GIVEN INSTRUCTION:
Write out every line of the material exactly as it appears.

TASK MATERIAL:
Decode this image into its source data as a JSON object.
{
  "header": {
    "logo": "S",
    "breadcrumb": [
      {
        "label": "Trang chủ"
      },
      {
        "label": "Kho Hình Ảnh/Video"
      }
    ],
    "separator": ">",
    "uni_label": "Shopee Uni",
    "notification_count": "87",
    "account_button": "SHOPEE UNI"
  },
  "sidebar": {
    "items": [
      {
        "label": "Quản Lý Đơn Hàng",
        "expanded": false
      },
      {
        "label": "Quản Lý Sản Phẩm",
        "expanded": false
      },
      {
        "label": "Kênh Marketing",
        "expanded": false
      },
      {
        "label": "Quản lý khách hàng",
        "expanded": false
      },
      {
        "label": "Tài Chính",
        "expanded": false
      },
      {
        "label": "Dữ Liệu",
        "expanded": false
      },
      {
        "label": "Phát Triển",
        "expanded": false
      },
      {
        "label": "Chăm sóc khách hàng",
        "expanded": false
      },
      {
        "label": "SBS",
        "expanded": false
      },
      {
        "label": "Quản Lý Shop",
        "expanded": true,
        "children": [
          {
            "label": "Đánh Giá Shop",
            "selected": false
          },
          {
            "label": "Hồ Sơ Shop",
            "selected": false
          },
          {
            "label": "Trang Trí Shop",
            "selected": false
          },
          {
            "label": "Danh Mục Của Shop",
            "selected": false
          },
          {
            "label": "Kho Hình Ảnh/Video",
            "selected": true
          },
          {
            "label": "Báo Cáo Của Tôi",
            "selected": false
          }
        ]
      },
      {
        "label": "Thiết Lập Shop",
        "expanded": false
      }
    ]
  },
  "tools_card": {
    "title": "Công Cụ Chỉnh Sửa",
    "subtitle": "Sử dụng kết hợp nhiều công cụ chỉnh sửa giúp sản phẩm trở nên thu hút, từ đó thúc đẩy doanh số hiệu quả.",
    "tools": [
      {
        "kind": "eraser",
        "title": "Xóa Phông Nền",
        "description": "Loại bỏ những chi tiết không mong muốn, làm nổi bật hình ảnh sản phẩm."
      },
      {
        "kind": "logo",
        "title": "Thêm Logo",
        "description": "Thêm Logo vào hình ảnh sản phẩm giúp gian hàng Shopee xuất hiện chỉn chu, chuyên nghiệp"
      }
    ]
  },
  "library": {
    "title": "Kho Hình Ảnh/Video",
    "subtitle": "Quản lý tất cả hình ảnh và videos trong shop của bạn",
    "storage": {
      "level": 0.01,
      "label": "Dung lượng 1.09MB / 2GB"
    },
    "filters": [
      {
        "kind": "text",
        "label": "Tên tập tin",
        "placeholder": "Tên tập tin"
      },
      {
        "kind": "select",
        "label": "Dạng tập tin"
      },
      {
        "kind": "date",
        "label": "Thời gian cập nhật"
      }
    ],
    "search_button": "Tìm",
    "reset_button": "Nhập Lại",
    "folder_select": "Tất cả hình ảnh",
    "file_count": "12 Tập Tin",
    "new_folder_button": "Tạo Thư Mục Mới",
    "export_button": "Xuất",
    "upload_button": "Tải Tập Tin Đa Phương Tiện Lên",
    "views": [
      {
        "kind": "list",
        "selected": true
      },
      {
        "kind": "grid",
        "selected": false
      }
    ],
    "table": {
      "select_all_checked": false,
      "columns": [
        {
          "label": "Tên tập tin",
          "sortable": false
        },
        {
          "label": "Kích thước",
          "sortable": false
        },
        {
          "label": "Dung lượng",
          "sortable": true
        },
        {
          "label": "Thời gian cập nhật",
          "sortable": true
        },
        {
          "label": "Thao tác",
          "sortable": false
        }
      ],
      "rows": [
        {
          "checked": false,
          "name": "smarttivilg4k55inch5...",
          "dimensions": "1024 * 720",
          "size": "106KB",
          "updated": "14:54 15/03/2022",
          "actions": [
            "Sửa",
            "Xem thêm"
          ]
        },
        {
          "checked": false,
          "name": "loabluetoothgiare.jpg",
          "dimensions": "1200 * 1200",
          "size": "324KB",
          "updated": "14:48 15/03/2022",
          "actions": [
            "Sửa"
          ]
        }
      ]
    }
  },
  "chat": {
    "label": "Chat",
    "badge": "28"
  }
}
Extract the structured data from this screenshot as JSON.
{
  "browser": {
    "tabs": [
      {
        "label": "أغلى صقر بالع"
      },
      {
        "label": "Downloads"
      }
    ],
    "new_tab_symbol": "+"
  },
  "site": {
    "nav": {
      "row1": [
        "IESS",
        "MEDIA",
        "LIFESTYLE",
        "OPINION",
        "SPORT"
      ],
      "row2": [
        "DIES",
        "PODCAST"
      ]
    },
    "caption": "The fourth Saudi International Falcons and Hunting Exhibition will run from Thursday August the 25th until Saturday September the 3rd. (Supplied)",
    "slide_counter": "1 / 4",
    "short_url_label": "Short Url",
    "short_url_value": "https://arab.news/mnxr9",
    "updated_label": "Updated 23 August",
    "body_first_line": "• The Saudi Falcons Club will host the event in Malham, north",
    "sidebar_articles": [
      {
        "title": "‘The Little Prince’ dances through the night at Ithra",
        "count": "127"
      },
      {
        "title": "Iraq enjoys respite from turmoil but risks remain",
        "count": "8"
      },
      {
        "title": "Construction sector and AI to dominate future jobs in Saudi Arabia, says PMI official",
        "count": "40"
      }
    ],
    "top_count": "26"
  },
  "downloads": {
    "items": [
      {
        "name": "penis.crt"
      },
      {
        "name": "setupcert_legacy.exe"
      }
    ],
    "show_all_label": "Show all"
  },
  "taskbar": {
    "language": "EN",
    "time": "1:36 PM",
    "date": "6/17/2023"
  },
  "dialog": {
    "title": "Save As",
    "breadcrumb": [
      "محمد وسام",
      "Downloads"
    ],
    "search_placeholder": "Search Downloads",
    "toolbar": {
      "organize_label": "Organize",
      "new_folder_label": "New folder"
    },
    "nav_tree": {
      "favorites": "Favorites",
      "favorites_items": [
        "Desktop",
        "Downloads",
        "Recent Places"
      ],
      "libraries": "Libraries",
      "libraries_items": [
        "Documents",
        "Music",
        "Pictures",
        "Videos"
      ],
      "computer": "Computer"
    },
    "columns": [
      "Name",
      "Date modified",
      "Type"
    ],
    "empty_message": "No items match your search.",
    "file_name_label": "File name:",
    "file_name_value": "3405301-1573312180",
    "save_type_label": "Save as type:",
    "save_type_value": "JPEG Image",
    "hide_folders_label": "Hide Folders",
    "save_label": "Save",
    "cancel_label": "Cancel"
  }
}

FULL ANSWER:
Decode this image into its source data as a JSON object.
{
  "header": {
    "logo": "S",
    "breadcrumb": [
      {
        "label": "Trang chủ"
      },
      {
        "label": "Kho Hình Ảnh/Video"
      }
    ],
    "separator": ">",
    "uni_label": "Shopee Uni",
    "notification_count": "87",
    "account_button": "SHOPEE UNI"
  },
  "sidebar": {
    "items": [
      {
        "label": "Quản Lý Đơn Hàng",
        "expanded": false
      },
      {
        "label": "Quản Lý Sản Phẩm",
        "expanded": false
      },
      {
        "label": "Kênh Marketing",
        "expanded": false
      },
      {
        "label": "Quản lý khách hàng",
        "expanded": false
      },
      {
        "label": "Tài Chính",
        "expanded": false
      },
      {
        "label": "Dữ Liệu",
        "expanded": false
      },
      {
        "label": "Phát Triển",
        "expanded": false
      },
      {
        "label": "Chăm sóc khách hàng",
        "expanded": false
      },
      {
        "label": "SBS",
        "expanded": false
      },
      {
        "label": "Quản Lý Shop",
        "expanded": true,
        "children": [
          {
            "label": "Đánh Giá Shop",
            "selected": false
          },
          {
            "label": "Hồ Sơ Shop",
            "selected": false
          },
          {
            "label": "Trang Trí Shop",
            "selected": false
          },
          {
            "label": "Danh Mục Của Shop",
            "selected": false
          },
          {
            "label": "Kho Hình Ảnh/Video",
            "selected": true
          },
          {
            "label": "Báo Cáo Của Tôi",
            "selected": false
          }
        ]
      },
      {
        "label": "Thiết Lập Shop",
        "expanded": false
      }
    ]
  },
  "tools_card": {
    "title": "Công Cụ Chỉnh Sửa",
    "subtitle": "Sử dụng kết hợp nhiều công cụ chỉnh sửa giúp sản phẩm trở nên thu hút, từ đó thúc đẩy doanh số hiệu quả.",
    "tools": [
      {
        "kind": "eraser",
        "title": "Xóa Phông Nền",
        "description": "Loại bỏ những chi tiết không mong muốn, làm nổi bật hình ảnh sản phẩm."
      },
      {
        "kind": "logo",
        "title": "Thêm Logo",
        "description": "Thêm Logo vào hình ảnh sản phẩm giúp gian hàng Shopee xuất hiện chỉn chu, chuyên nghiệp"
      }
    ]
  },
  "library": {
    "title": "Kho Hình Ảnh/Video",
    "subtitle": "Quản lý tất cả hình ảnh và videos trong shop của bạn",
    "storage": {
      "level": 0.01,
      "label": "Dung lượng 1.09MB / 2GB"
    },
    "filters": [
      {
        "kind": "text",
        "label": "Tên tập tin",
        "placeholder": "Tên tập tin"
      },
      {
        "kind": "select",
        "label": "Dạng tập tin"
      },
      {
        "kind": "date",
        "label": "Thời gian cập nhật"
      }
    ],
    "search_button": "Tìm",
    "reset_button": "Nhập Lại",
    "folder_select": "Tất cả hình ảnh",
    "file_count": "12 Tập Tin",
    "new_folder_button": "Tạo Thư Mục Mới",
    "export_button": "Xuất",
    "upload_button": "Tải Tập Tin Đa Phương Tiện Lên",
    "views": [
      {
        "kind": "list",
        "selected": true
      },
      {
        "kind": "grid",
        "selected": false
      }
    ],
    "table": {
      "select_all_checked": false,
      "columns": [
        {
          "label": "Tên tập tin",
          "sortable": false
        },
        {
          "label": "Kích thước",
          "sortable": false
        },
        {
          "label": "Dung lượng",
          "sortable": true
        },
        {
          "label": "Thời gian cập nhật",
          "sortable": true
        },
        {
          "label": "Thao tác",
          "sortable": false
        }
      ],
      "rows": [
        {
          "checked": false,
          "name": "smarttivilg4k55inch5...",
          "dimensions": "1024 * 720",
          "size": "106KB",
          "updated": "14:54 15/03/2022",
          "actions": [
            "Sửa",
            "Xem thêm"
          ]
        },
        {
          "checked": false,
          "name": "loabluetoothgiare.jpg",
          "dimensions": "1200 * 1200",
          "size": "324KB",
          "updated": "14:48 15/03/2022",
          "actions": [
            "Sửa"
          ]
        }
      ]
    }
  },
  "chat": {
    "label": "Chat",
    "badge": "28"
  }
}
Extract the structured data from this screenshot as JSON.
{
  "browser": {
    "tabs": [
      {
        "label": "أغلى صقر بالع"
      },
      {
        "label": "Downloads"
      }
    ],
    "new_tab_symbol": "+"
  },
  "site": {
    "nav": {
      "row1": [
        "IESS",
        "MEDIA",
        "LIFESTYLE",
        "OPINION",
        "SPORT"
      ],
      "row2": [
        "DIES",
        "PODCAST"
      ]
    },
    "caption": "The fourth Saudi International Falcons and Hunting Exhibition will run from Thursday August the 25th until Saturday September the 3rd. (Supplied)",
    "slide_counter": "1 / 4",
    "short_url_label": "Short Url",
    "short_url_value": "https://arab.news/mnxr9",
    "updated_label": "Updated 23 August",
    "body_first_line": "• The Saudi Falcons Club will host the event in Malham, north",
    "sidebar_articles": [
      {
        "title": "‘The Little Prince’ dances through the night at Ithra",
        "count": "127"
      },
      {
        "title": "Iraq enjoys respite from turmoil but risks remain",
        "count": "8"
      },
      {
        "title": "Construction sector and AI to dominate future jobs in Saudi Arabia, says PMI official",
        "count": "40"
      }
    ],
    "top_count": "26"
  },
  "downloads": {
    "items": [
      {
        "name": "penis.crt"
      },
      {
        "name": "setupcert_legacy.exe"
      }
    ],
    "show_all_label": "Show all"
  },
  "taskbar": {
    "language": "EN",
    "time": "1:36 PM",
    "date": "6/17/2023"
  },
  "dialog": {
    "title": "Save As",
    "breadcrumb": [
      "محمد وسام",
      "Downloads"
    ],
    "search_placeholder": "Search Downloads",
    "toolbar": {
      "organize_label": "Organize",
      "new_folder_label": "New folder"
    },
    "nav_tree": {
      "favorites": "Favorites",
      "favorites_items": [
        "Desktop",
        "Downloads",
        "Recent Places"
      ],
      "libraries": "Libraries",
      "libraries_items": [
        "Documents",
        "Music",
        "Pictures",
        "Videos"
      ],
      "computer": "Computer"
    },
    "columns": [
      "Name",
      "Date modified",
      "Type"
    ],
    "empty_message": "No items match your search.",
    "file_name_label": "File name:",
    "file_name_value": "3405301-1573312180",
    "save_type_label": "Save as type:",
    "save_type_value": "JPEG Image",
    "hide_folders_label": "Hide Folders",
    "save_label": "Save",
    "cancel_label": "Cancel"
  }
}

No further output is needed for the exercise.